- WHAT IS ASKED -
Return verbatim the run of lines that opens with the line holding "Read this page and output its text content." and closes with the last line of the records.

Data records:
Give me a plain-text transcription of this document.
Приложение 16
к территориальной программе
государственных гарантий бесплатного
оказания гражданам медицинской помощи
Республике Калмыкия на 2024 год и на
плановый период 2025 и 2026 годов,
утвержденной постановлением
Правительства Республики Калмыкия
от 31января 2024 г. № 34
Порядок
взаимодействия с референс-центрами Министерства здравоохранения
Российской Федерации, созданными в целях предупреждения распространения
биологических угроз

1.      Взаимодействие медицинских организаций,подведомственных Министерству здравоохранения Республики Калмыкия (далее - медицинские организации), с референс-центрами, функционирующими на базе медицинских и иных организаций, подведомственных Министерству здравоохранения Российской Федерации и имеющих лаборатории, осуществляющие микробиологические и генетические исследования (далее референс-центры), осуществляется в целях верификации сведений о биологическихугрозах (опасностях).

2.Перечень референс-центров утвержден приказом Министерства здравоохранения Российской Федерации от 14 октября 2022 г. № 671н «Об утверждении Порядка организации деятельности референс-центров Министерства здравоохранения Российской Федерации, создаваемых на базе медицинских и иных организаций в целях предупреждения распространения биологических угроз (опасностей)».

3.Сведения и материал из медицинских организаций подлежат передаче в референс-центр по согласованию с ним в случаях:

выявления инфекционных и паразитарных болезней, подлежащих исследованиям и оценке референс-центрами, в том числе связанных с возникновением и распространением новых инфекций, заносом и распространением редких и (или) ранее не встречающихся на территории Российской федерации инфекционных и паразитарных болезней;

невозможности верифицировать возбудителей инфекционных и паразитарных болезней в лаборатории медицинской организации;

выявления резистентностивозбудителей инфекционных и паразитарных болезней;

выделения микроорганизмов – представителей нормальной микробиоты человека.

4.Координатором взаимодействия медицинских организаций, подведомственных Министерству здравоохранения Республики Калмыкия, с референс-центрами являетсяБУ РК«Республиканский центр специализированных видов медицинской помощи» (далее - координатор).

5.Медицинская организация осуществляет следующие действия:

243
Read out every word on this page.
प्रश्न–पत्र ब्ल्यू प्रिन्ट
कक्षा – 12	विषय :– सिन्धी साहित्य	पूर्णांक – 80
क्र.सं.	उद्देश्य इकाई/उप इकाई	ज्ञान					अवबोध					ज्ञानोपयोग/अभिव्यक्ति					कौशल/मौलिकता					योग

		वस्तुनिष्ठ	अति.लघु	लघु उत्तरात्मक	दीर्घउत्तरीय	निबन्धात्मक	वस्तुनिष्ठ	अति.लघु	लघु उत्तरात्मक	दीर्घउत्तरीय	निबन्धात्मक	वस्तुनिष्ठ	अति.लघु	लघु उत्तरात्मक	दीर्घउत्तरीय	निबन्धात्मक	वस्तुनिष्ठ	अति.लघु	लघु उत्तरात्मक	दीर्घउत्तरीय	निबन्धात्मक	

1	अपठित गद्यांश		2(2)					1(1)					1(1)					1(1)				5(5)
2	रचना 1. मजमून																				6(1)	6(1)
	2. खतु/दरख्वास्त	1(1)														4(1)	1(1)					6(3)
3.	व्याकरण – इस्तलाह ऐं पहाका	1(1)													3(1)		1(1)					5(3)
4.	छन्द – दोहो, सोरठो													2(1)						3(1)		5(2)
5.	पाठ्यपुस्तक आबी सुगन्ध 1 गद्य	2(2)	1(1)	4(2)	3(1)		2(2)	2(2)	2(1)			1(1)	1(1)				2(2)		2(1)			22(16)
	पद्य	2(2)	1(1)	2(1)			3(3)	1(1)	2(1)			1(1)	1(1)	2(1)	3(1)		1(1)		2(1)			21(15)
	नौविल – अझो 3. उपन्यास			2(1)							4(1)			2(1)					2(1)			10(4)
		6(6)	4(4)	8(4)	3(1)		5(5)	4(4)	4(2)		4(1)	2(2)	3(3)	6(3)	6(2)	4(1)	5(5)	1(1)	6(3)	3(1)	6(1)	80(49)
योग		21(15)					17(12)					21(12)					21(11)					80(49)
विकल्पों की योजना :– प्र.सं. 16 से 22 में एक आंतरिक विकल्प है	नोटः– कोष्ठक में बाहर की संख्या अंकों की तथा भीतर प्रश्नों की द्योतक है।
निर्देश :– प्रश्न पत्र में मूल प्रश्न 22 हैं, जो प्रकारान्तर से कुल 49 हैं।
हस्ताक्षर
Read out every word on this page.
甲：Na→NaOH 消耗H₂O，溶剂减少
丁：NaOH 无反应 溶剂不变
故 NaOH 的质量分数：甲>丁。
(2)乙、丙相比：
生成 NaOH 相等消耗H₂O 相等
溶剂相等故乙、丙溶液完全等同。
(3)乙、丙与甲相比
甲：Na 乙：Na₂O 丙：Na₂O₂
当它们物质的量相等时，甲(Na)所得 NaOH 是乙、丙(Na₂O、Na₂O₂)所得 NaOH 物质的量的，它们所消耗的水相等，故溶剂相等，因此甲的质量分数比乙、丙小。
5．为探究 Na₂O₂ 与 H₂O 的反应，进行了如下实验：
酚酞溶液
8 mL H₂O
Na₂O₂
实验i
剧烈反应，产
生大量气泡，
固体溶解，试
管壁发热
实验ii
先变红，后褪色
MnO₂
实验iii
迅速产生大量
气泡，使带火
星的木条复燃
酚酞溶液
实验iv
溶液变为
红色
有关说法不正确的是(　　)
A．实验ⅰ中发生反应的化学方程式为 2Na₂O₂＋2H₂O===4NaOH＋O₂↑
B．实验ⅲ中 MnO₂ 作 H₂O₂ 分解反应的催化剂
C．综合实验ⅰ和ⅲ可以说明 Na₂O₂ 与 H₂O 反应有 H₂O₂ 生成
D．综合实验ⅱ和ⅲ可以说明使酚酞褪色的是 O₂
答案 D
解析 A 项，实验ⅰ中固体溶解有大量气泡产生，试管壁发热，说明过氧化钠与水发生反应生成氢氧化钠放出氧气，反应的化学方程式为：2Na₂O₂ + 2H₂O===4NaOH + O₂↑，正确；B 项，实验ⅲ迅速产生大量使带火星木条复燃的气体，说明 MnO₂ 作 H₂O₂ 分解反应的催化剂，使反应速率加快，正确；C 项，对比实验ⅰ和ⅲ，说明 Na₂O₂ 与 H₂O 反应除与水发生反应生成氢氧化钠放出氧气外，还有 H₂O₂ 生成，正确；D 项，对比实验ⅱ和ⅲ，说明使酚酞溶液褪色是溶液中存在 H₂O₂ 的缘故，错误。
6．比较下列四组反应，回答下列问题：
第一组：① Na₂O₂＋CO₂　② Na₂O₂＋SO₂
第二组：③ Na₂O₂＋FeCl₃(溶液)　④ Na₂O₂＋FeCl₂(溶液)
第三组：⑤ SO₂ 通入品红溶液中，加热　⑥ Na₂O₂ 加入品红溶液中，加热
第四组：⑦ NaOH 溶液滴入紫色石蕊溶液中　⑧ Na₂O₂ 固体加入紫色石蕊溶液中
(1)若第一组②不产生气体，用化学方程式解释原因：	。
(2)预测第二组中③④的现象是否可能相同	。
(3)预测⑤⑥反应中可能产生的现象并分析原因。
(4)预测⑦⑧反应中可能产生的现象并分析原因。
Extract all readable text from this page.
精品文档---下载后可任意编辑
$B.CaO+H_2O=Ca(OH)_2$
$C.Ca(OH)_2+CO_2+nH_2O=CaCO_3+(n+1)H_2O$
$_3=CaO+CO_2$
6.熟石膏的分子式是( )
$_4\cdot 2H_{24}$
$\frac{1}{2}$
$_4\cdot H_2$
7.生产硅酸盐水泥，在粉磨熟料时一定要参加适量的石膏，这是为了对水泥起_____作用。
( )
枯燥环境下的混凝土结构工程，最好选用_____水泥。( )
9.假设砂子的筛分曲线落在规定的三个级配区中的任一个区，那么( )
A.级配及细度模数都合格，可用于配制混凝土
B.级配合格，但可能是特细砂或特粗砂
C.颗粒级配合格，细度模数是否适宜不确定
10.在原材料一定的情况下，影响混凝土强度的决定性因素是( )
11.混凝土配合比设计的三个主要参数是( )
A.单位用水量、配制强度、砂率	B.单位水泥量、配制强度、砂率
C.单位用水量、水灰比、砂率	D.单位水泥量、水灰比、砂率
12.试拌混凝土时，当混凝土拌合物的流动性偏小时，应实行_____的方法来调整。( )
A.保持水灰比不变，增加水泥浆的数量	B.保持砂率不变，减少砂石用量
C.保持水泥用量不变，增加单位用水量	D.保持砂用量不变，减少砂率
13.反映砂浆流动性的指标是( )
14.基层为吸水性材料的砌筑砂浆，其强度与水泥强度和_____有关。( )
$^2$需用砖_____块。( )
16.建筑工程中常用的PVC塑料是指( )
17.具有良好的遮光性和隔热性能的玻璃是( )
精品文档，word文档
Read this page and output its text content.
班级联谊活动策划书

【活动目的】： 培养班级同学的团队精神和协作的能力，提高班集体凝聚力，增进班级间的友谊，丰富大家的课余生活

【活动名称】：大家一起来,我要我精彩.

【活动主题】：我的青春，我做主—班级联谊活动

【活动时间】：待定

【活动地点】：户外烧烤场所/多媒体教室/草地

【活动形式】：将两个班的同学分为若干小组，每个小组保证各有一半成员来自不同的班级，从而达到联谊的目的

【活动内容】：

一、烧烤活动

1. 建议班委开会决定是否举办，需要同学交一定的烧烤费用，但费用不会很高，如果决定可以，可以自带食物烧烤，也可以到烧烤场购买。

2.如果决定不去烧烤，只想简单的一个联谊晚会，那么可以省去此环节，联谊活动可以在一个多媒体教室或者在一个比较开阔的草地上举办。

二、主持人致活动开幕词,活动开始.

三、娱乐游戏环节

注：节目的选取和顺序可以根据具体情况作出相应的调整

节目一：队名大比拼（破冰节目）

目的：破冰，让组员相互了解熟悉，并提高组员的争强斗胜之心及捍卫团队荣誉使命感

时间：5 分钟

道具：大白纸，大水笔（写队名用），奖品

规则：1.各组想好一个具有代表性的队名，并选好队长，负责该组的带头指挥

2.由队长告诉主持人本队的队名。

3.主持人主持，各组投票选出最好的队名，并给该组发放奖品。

- EXPECTED ANSWER -
Read this page and output its text content.
班级联谊活动策划书

【活动目的】： 培养班级同学的团队精神和协作的能力，提高班集体凝聚力，增进班级间的友谊，丰富大家的课余生活

【活动名称】：大家一起来,我要我精彩.

【活动主题】：我的青春，我做主—班级联谊活动

【活动时间】：待定

【活动地点】：户外烧烤场所/多媒体教室/草地

【活动形式】：将两个班的同学分为若干小组，每个小组保证各有一半成员来自不同的班级，从而达到联谊的目的

【活动内容】：

一、烧烤活动

1. 建议班委开会决定是否举办，需要同学交一定的烧烤费用，但费用不会很高，如果决定可以，可以自带食物烧烤，也可以到烧烤场购买。

2.如果决定不去烧烤，只想简单的一个联谊晚会，那么可以省去此环节，联谊活动可以在一个多媒体教室或者在一个比较开阔的草地上举办。

二、主持人致活动开幕词,活动开始.

三、娱乐游戏环节

注：节目的选取和顺序可以根据具体情况作出相应的调整

节目一：队名大比拼（破冰节目）

目的：破冰，让组员相互了解熟悉，并提高组员的争强斗胜之心及捍卫团队荣誉使命感

时间：5 分钟

道具：大白纸，大水笔（写队名用），奖品

规则：1.各组想好一个具有代表性的队名，并选好队长，负责该组的带头指挥

2.由队长告诉主持人本队的队名。

3.主持人主持，各组投票选出最好的队名，并给该组发放奖品。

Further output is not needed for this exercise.